TASK INSTRUCTIONS ▸
Output all the data exactly. Pictures do not belong in the copy.

MATERIAL PROVIDED ▸
──────────────────────────────

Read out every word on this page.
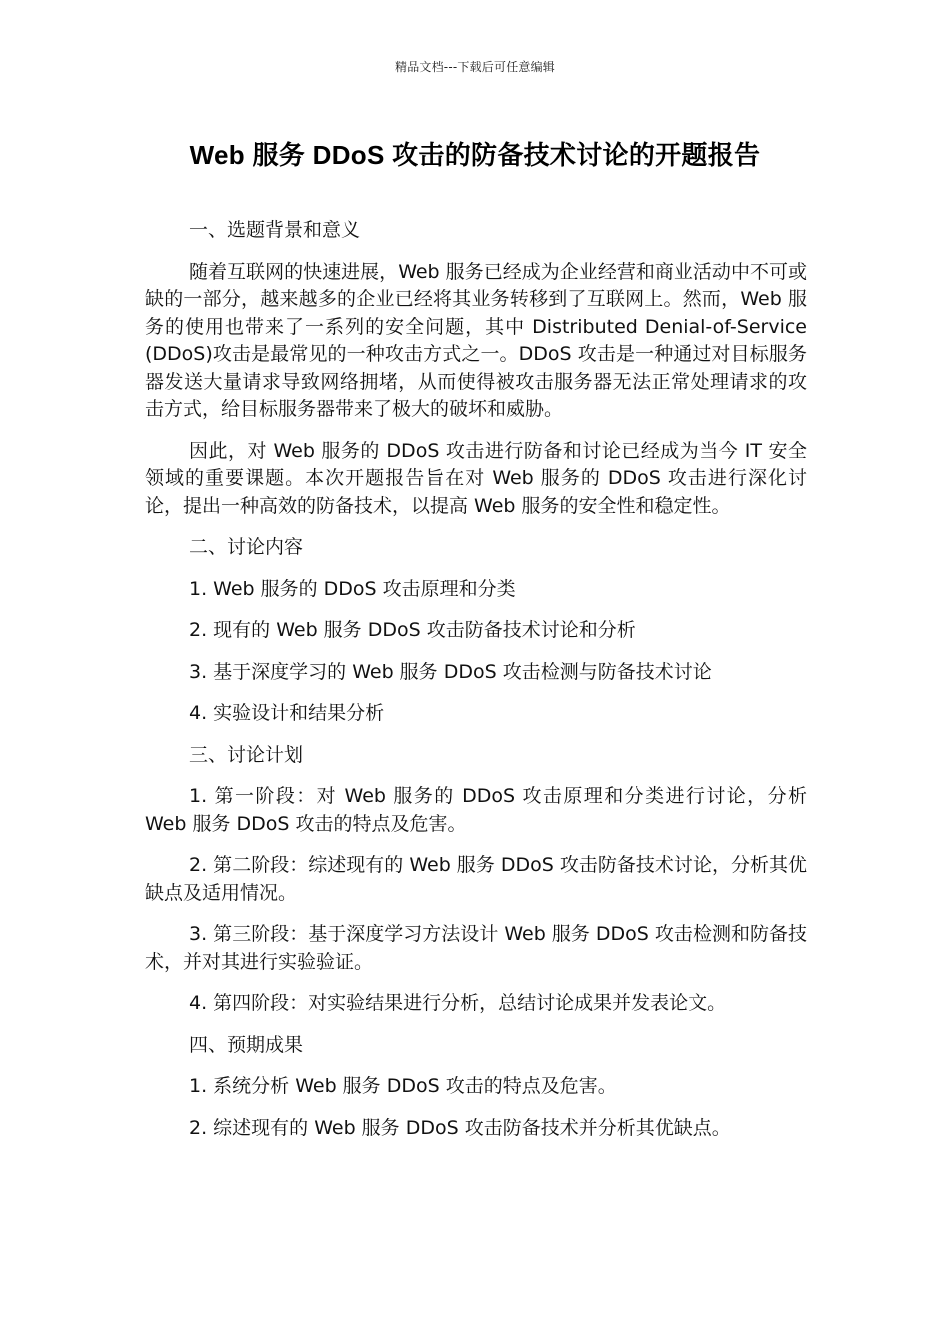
精品文档---下载后可任意编辑
Web 服务 DDoS 攻击的防备技术讨论的开题报告

一、选题背景和意义

随着互联网的快速进展，Web 服务已经成为企业经营和商业活动中不可或缺的一部分，越来越多的企业已经将其业务转移到了互联网上。然而，Web 服务的使用也带来了一系列的安全问题，其中 Distributed Denial-of-Service (DDoS)攻击是最常见的一种攻击方式之一。DDoS 攻击是一种通过对目标服务器发送大量请求导致网络拥堵，从而使得被攻击服务器无法正常处理请求的攻击方式，给目标服务器带来了极大的破坏和威胁。

因此，对 Web 服务的 DDoS 攻击进行防备和讨论已经成为当今 IT 安全领域的重要课题。本次开题报告旨在对 Web 服务的 DDoS 攻击进行深化讨论，提出一种高效的防备技术，以提高 Web 服务的安全性和稳定性。

二、讨论内容

1. Web 服务的 DDoS 攻击原理和分类

2. 现有的 Web 服务 DDoS 攻击防备技术讨论和分析

3. 基于深度学习的 Web 服务 DDoS 攻击检测与防备技术讨论

4. 实验设计和结果分析

三、讨论计划

1. 第一阶段：对 Web 服务的 DDoS 攻击原理和分类进行讨论，分析 Web 服务 DDoS 攻击的特点及危害。

2. 第二阶段：综述现有的 Web 服务 DDoS 攻击防备技术讨论，分析其优缺点及适用情况。

3. 第三阶段：基于深度学习方法设计 Web 服务 DDoS 攻击检测和防备技术，并对其进行实验验证。

4. 第四阶段：对实验结果进行分析，总结讨论成果并发表论文。

四、预期成果

1. 系统分析 Web 服务 DDoS 攻击的特点及危害。

2. 综述现有的 Web 服务 DDoS 攻击防备技术并分析其优缺点。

──────────────────────────────

OUTPUT FOR THIS TASK ▸
Read out every word on this page.
精品文档---下载后可任意编辑
Web 服务 DDoS 攻击的防备技术讨论的开题报告

一、选题背景和意义

随着互联网的快速进展，Web 服务已经成为企业经营和商业活动中不可或缺的一部分，越来越多的企业已经将其业务转移到了互联网上。然而，Web 服务的使用也带来了一系列的安全问题，其中 Distributed Denial-of-Service (DDoS)攻击是最常见的一种攻击方式之一。DDoS 攻击是一种通过对目标服务器发送大量请求导致网络拥堵，从而使得被攻击服务器无法正常处理请求的攻击方式，给目标服务器带来了极大的破坏和威胁。

因此，对 Web 服务的 DDoS 攻击进行防备和讨论已经成为当今 IT 安全领域的重要课题。本次开题报告旨在对 Web 服务的 DDoS 攻击进行深化讨论，提出一种高效的防备技术，以提高 Web 服务的安全性和稳定性。

二、讨论内容

1. Web 服务的 DDoS 攻击原理和分类

2. 现有的 Web 服务 DDoS 攻击防备技术讨论和分析

3. 基于深度学习的 Web 服务 DDoS 攻击检测与防备技术讨论

4. 实验设计和结果分析

三、讨论计划

1. 第一阶段：对 Web 服务的 DDoS 攻击原理和分类进行讨论，分析 Web 服务 DDoS 攻击的特点及危害。

2. 第二阶段：综述现有的 Web 服务 DDoS 攻击防备技术讨论，分析其优缺点及适用情况。

3. 第三阶段：基于深度学习方法设计 Web 服务 DDoS 攻击检测和防备技术，并对其进行实验验证。

4. 第四阶段：对实验结果进行分析，总结讨论成果并发表论文。

四、预期成果

1. 系统分析 Web 服务 DDoS 攻击的特点及危害。

2. 综述现有的 Web 服务 DDoS 攻击防备技术并分析其优缺点。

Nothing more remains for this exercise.